## Objective
Give the number of lines that contain the string "document", and nothing else.

(Source data)
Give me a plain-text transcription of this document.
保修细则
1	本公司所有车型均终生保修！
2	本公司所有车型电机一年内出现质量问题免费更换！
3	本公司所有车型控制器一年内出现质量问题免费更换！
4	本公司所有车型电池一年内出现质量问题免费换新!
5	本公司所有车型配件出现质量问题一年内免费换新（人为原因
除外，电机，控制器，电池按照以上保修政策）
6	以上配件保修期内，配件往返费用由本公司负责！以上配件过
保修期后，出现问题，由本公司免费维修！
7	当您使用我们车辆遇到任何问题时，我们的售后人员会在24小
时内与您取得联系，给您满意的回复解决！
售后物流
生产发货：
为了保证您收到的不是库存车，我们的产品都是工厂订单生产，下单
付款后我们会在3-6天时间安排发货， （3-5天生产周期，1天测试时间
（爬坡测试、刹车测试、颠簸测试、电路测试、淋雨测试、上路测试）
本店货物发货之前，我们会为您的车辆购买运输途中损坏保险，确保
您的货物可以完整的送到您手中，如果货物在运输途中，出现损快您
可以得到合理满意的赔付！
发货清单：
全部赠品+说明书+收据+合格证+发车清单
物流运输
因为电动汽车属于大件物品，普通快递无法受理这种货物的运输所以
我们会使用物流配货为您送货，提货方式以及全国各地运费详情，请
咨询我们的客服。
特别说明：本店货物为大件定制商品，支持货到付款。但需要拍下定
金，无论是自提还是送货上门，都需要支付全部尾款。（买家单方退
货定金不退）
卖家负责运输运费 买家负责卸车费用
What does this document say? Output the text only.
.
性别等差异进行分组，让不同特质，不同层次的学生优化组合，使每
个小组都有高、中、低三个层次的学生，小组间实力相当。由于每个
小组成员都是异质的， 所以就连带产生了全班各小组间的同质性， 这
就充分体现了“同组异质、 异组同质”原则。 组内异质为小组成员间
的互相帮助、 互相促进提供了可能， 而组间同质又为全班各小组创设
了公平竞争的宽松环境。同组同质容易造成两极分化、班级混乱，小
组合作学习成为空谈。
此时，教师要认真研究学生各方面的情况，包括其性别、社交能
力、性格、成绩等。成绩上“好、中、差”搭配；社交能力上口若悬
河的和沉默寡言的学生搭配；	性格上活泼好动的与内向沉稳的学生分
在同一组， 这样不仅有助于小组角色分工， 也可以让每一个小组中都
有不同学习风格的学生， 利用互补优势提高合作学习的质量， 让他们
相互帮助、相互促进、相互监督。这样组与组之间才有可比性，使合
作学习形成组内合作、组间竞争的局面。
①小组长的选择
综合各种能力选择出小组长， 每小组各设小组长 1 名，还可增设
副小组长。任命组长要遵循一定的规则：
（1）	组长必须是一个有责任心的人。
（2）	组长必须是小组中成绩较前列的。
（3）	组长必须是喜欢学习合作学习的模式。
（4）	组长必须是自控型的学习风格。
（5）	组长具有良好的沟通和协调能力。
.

## Answer to this problem
2